Below are the records. Gather each line that holds "data".

--- Start of INFORMATION GIVEN ---

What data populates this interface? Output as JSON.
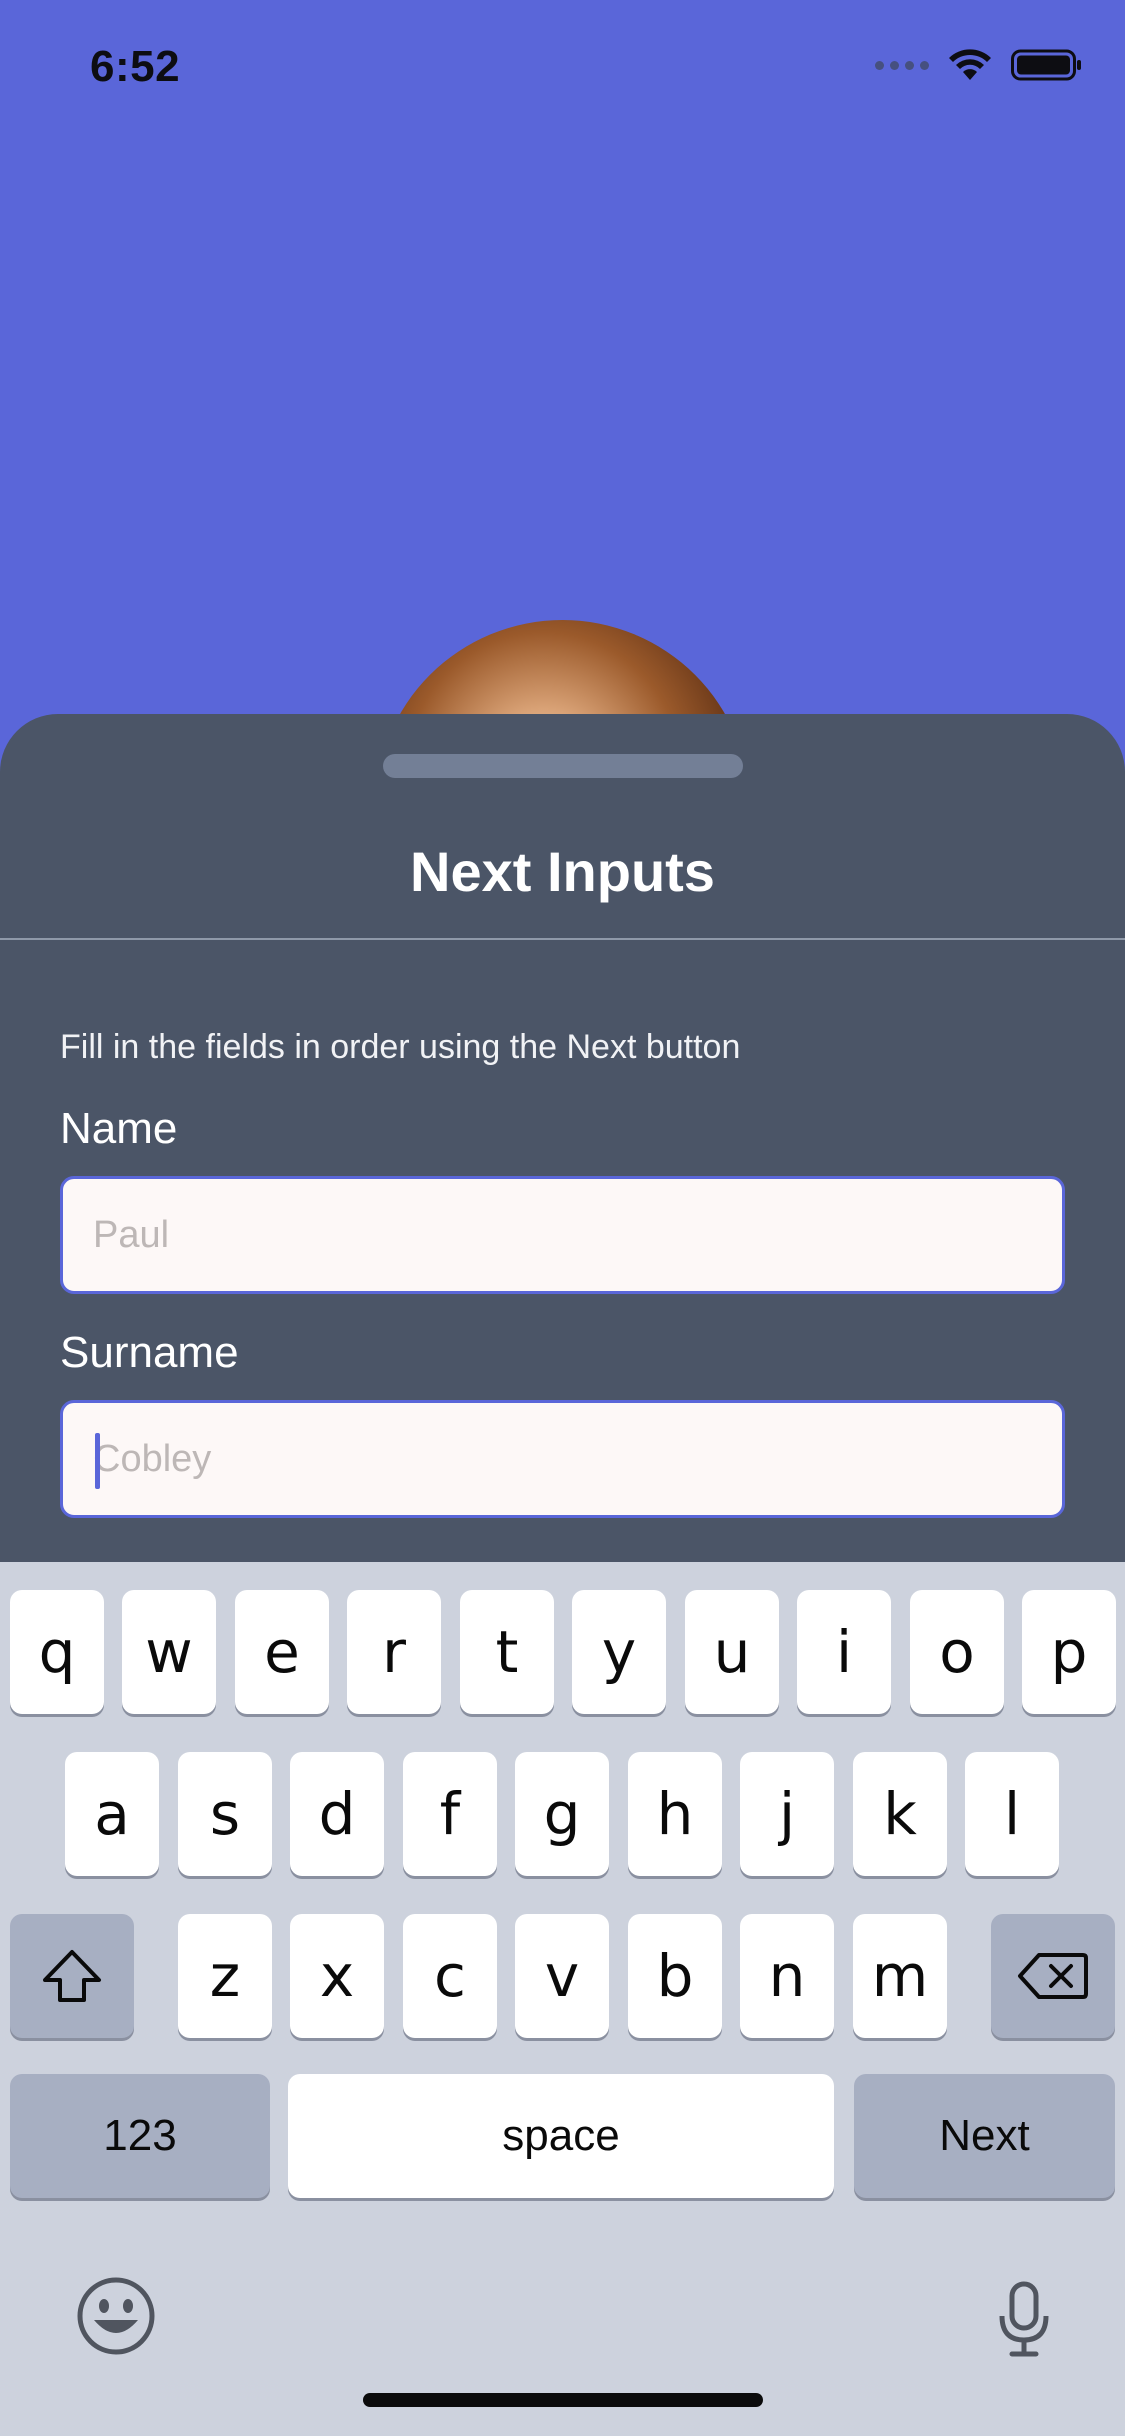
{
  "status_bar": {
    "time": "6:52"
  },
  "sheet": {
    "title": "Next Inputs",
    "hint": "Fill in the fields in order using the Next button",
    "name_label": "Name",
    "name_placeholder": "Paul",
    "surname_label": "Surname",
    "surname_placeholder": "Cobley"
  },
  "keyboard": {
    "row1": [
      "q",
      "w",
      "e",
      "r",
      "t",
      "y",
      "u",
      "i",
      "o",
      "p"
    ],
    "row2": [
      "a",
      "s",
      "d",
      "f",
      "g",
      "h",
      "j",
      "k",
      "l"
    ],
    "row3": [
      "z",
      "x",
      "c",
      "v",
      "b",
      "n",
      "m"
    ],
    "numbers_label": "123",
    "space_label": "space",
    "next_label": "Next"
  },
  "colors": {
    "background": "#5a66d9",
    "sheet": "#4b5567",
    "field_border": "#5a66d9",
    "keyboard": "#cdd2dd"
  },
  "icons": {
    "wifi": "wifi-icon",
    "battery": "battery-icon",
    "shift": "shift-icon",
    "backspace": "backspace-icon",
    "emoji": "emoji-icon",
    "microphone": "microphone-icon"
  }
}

--- End of INFORMATION GIVEN ---
--- Start of INFORMATION GIVEN ---

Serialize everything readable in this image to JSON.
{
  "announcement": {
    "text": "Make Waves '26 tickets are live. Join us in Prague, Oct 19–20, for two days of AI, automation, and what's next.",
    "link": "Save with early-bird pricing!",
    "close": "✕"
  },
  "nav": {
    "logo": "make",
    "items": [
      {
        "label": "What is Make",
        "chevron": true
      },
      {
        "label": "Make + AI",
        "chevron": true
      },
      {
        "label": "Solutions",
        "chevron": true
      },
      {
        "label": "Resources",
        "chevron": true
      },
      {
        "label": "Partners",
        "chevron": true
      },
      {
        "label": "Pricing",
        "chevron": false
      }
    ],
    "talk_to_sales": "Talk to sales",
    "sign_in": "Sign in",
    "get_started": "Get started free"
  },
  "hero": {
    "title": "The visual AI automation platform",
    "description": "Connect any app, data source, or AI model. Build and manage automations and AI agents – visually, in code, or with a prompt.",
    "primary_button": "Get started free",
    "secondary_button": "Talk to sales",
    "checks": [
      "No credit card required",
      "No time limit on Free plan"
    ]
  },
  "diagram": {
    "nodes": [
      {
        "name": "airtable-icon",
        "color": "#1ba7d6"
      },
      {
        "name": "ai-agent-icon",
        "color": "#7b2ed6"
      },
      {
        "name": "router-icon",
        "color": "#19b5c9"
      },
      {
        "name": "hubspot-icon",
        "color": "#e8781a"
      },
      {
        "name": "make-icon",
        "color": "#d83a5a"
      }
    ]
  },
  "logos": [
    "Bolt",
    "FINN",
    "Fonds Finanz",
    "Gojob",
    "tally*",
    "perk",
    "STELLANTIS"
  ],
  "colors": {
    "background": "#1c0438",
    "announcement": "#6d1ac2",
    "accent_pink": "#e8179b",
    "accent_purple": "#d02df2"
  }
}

--- End of INFORMATION GIVEN ---

## ANSWER TO THE EXERCISE
What data populates this interface? Output as JSON.
    "description": "Connect any app, data source, or AI model. Build and manage automations and AI agents – visually, in code, or with a prompt.",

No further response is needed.